** Begin Material for this task **
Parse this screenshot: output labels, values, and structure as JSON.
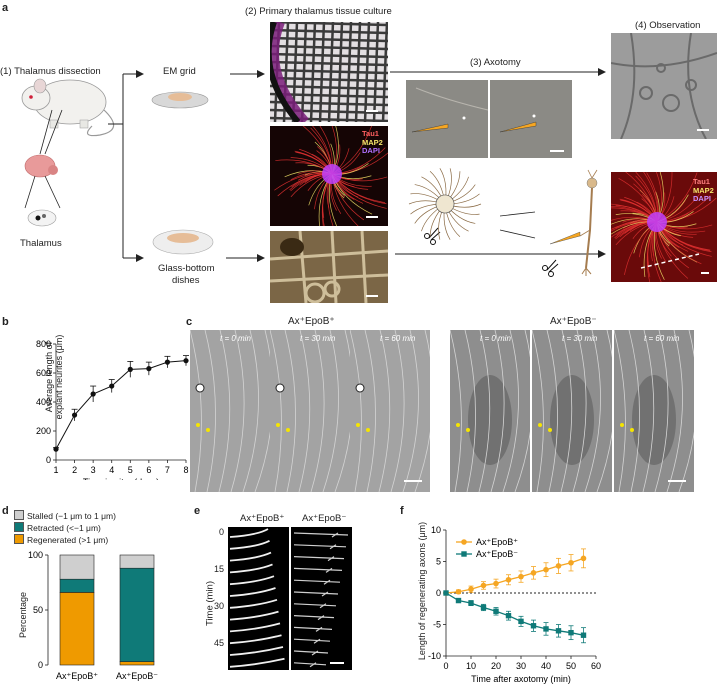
{
  "panel_a": {
    "label": "a",
    "step1": "(1) Thalamus dissection",
    "step2": "(2) Primary thalamus tissue culture",
    "step3": "(3) Axotomy",
    "step4": "(4) Observation",
    "em_grid": "EM grid",
    "thalamus": "Thalamus",
    "dish_line1": "Glass-bottom",
    "dish_line2": "dishes",
    "stain_tau1": "Tau1",
    "stain_map2": "MAP2",
    "stain_dapi": "DAPI"
  },
  "panel_c": {
    "label": "c",
    "group1": "Ax⁺EpoB⁺",
    "group2": "Ax⁺EpoB⁻",
    "t0": "t = 0 min",
    "t30": "t = 30 min",
    "t60": "t = 60 min"
  },
  "panel_e": {
    "label": "e",
    "col1": "Ax⁺EpoB⁺",
    "col2": "Ax⁺EpoB⁻",
    "ylabel": "Time (min)",
    "ticks": [
      "0",
      "15",
      "30",
      "45"
    ]
  },
  "chart_data": [
    {
      "panel": "b",
      "type": "line",
      "xlabel": "Time in vitro (days)",
      "ylabel_line1": "Average length of",
      "ylabel_line2": "explant neurites (μm)",
      "x": [
        1,
        2,
        3,
        4,
        5,
        6,
        7,
        8
      ],
      "y": [
        75,
        310,
        455,
        510,
        625,
        630,
        675,
        685
      ],
      "err": [
        10,
        40,
        55,
        45,
        55,
        45,
        40,
        35
      ],
      "xlim": [
        1,
        8
      ],
      "ylim": [
        0,
        800
      ],
      "yticks": [
        0,
        200,
        400,
        600,
        800
      ],
      "xticks": [
        1,
        2,
        3,
        4,
        5,
        6,
        7,
        8
      ]
    },
    {
      "panel": "d",
      "type": "bar",
      "ylabel": "Percentage",
      "categories": [
        "Ax⁺EpoB⁺",
        "Ax⁺EpoB⁻"
      ],
      "series": [
        {
          "name": "Regenerated (>1 μm)",
          "color": "#ef9a00",
          "values": [
            66,
            3
          ]
        },
        {
          "name": "Retracted (<−1 μm)",
          "color": "#0f7a78",
          "values": [
            12,
            85
          ]
        },
        {
          "name": "Stalled (−1 μm to 1 μm)",
          "color": "#cfcfcf",
          "values": [
            22,
            12
          ]
        }
      ],
      "legend_order": [
        "Stalled (−1 μm to 1 μm)",
        "Retracted (<−1 μm)",
        "Regenerated (>1 μm)"
      ],
      "ylim": [
        0,
        100
      ],
      "yticks": [
        0,
        50,
        100
      ]
    },
    {
      "panel": "f",
      "type": "line",
      "xlabel": "Time after axotomy (min)",
      "ylabel": "Length of regenerating axons (μm)",
      "x": [
        0,
        5,
        10,
        15,
        20,
        25,
        30,
        35,
        40,
        45,
        50,
        55
      ],
      "series": [
        {
          "name": "Ax⁺EpoB⁺",
          "color": "#f5a623",
          "values": [
            0,
            0.2,
            0.6,
            1.2,
            1.5,
            2.1,
            2.6,
            3.2,
            3.7,
            4.3,
            4.8,
            5.5
          ],
          "err": [
            0.1,
            0.3,
            0.5,
            0.6,
            0.7,
            0.8,
            0.9,
            1.0,
            1.1,
            1.2,
            1.3,
            1.5
          ]
        },
        {
          "name": "Ax⁺EpoB⁻",
          "color": "#0f7a78",
          "values": [
            0,
            -1.2,
            -1.6,
            -2.3,
            -2.9,
            -3.6,
            -4.5,
            -5.2,
            -5.7,
            -6.0,
            -6.3,
            -6.7
          ],
          "err": [
            0.1,
            0.3,
            0.4,
            0.5,
            0.6,
            0.7,
            0.8,
            0.9,
            1.0,
            1.0,
            1.1,
            1.2
          ]
        }
      ],
      "xlim": [
        0,
        60
      ],
      "ylim": [
        -10,
        10
      ],
      "xticks": [
        0,
        10,
        20,
        30,
        40,
        50,
        60
      ],
      "yticks": [
        -10,
        -5,
        0,
        5,
        10
      ],
      "legend": "top-left"
    }
  ]
}
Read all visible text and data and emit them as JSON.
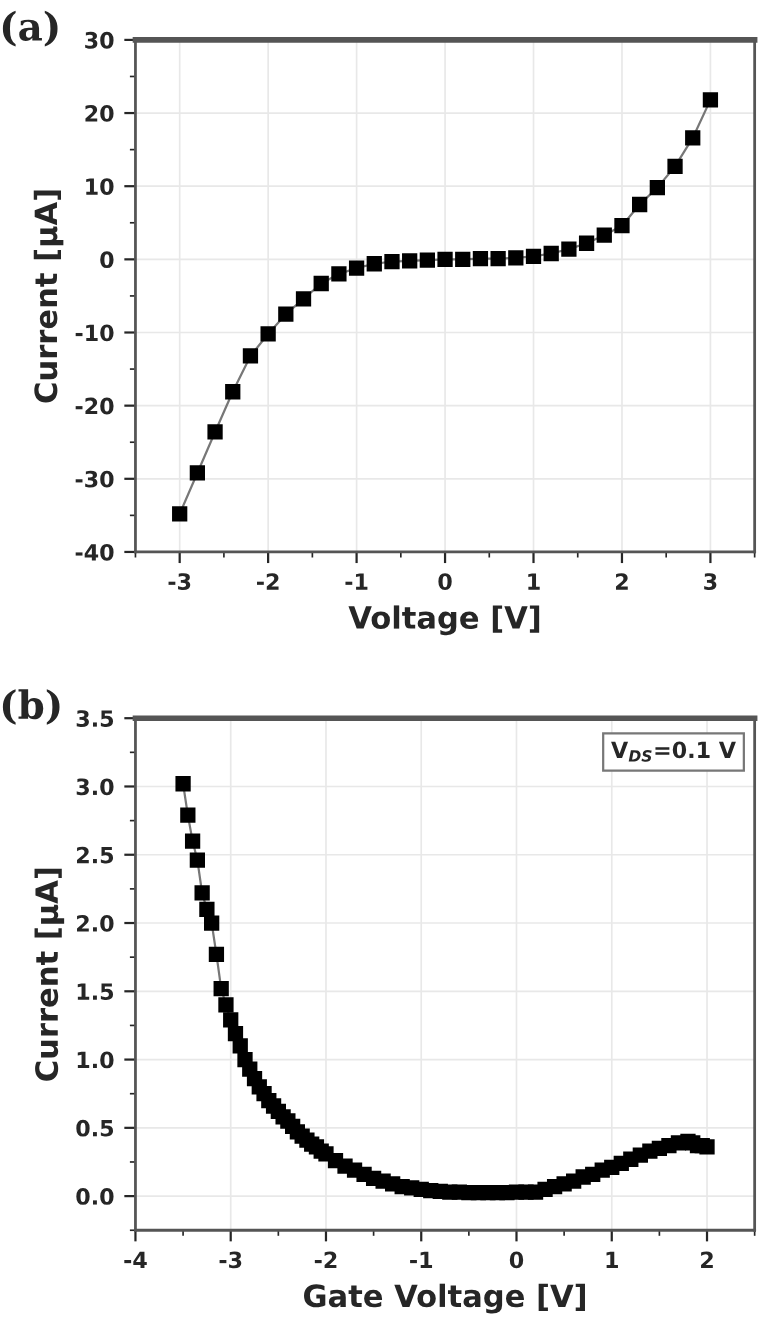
{
  "chart_data": [
    {
      "type": "line",
      "title": "(a)",
      "xlabel": "Voltage [V]",
      "ylabel": "Current [μA]",
      "xlim": [
        -3.5,
        3.5
      ],
      "xticks": [
        -3,
        -2,
        -1,
        0,
        1,
        2,
        3
      ],
      "ylim": [
        -40,
        30
      ],
      "yticks": [
        -40,
        -30,
        -20,
        -10,
        0,
        10,
        20,
        30
      ],
      "grid": true,
      "marker": "square",
      "line_style": "solid",
      "series": [
        {
          "color": "#000000",
          "x": [
            -3,
            -2.8,
            -2.6,
            -2.4,
            -2.2,
            -2,
            -1.8,
            -1.6,
            -1.4,
            -1.2,
            -1,
            -0.8,
            -0.6,
            -0.4,
            -0.2,
            0,
            0.2,
            0.4,
            0.6,
            0.8,
            1,
            1.2,
            1.4,
            1.6,
            1.8,
            2,
            2.2,
            2.4,
            2.6,
            2.8,
            3
          ],
          "values": [
            -34.8,
            -29.2,
            -23.6,
            -18.1,
            -13.2,
            -10.2,
            -7.5,
            -5.4,
            -3.3,
            -2.0,
            -1.2,
            -0.6,
            -0.3,
            -0.2,
            -0.1,
            0,
            0,
            0.1,
            0.1,
            0.2,
            0.4,
            0.8,
            1.4,
            2.2,
            3.3,
            4.6,
            7.5,
            9.8,
            12.7,
            16.6,
            21.8
          ]
        }
      ]
    },
    {
      "type": "line",
      "title": "(b)",
      "xlabel": "Gate Voltage [V]",
      "ylabel": "Current [μA]",
      "xlim": [
        -4,
        2.5
      ],
      "xticks": [
        -4,
        -3,
        -2,
        -1,
        0,
        1,
        2
      ],
      "ylim": [
        -0.25,
        3.5
      ],
      "yticks": [
        {
          "value": 0,
          "label": "0.0"
        },
        0.5,
        {
          "value": 1,
          "label": "1.0"
        },
        1.5,
        {
          "value": 2,
          "label": "2.0"
        },
        2.5,
        {
          "value": 3,
          "label": "3.0"
        },
        3.5
      ],
      "grid": true,
      "marker": "square",
      "line_style": "solid",
      "annotations": [
        "V$_{DS}$=0.1 V"
      ],
      "series": [
        {
          "color": "#000000",
          "x": [
            -3.5,
            -3.45,
            -3.4,
            -3.35,
            -3.3,
            -3.25,
            -3.2,
            -3.15,
            -3.1,
            -3.05,
            -3.0,
            -2.95,
            -2.9,
            -2.85,
            -2.8,
            -2.75,
            -2.7,
            -2.65,
            -2.6,
            -2.55,
            -2.5,
            -2.45,
            -2.4,
            -2.35,
            -2.3,
            -2.25,
            -2.2,
            -2.15,
            -2.1,
            -2.05,
            -2.0,
            -1.9,
            -1.8,
            -1.7,
            -1.6,
            -1.5,
            -1.4,
            -1.3,
            -1.2,
            -1.1,
            -1.0,
            -0.9,
            -0.8,
            -0.7,
            -0.6,
            -0.5,
            -0.4,
            -0.3,
            -0.2,
            -0.1,
            0,
            0.1,
            0.2,
            0.3,
            0.4,
            0.5,
            0.6,
            0.7,
            0.8,
            0.9,
            1.0,
            1.1,
            1.2,
            1.3,
            1.4,
            1.5,
            1.6,
            1.7,
            1.8,
            1.85,
            1.9,
            1.95,
            2.0
          ],
          "values": [
            3.02,
            2.79,
            2.6,
            2.46,
            2.22,
            2.1,
            2.0,
            1.77,
            1.52,
            1.4,
            1.29,
            1.19,
            1.1,
            1.0,
            0.93,
            0.86,
            0.8,
            0.75,
            0.7,
            0.66,
            0.62,
            0.58,
            0.55,
            0.51,
            0.47,
            0.44,
            0.41,
            0.38,
            0.36,
            0.33,
            0.31,
            0.26,
            0.22,
            0.19,
            0.16,
            0.13,
            0.11,
            0.09,
            0.07,
            0.06,
            0.05,
            0.04,
            0.035,
            0.03,
            0.03,
            0.025,
            0.025,
            0.025,
            0.025,
            0.025,
            0.03,
            0.03,
            0.03,
            0.05,
            0.07,
            0.09,
            0.11,
            0.14,
            0.16,
            0.19,
            0.21,
            0.24,
            0.27,
            0.3,
            0.33,
            0.35,
            0.37,
            0.39,
            0.4,
            0.39,
            0.37,
            0.37,
            0.36
          ]
        }
      ]
    }
  ]
}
** End Material for this task **
To be done
Lines holding the word "name" in the entries above are the ones to pull out. Copy them all.

Worked solution
          "name": "Regenerated (>1 μm)",
          "name": "Retracted (<−1 μm)",
          "name": "Stalled (−1 μm to 1 μm)",
          "name": "Ax⁺EpoB⁺",
          "name": "Ax⁺EpoB⁻",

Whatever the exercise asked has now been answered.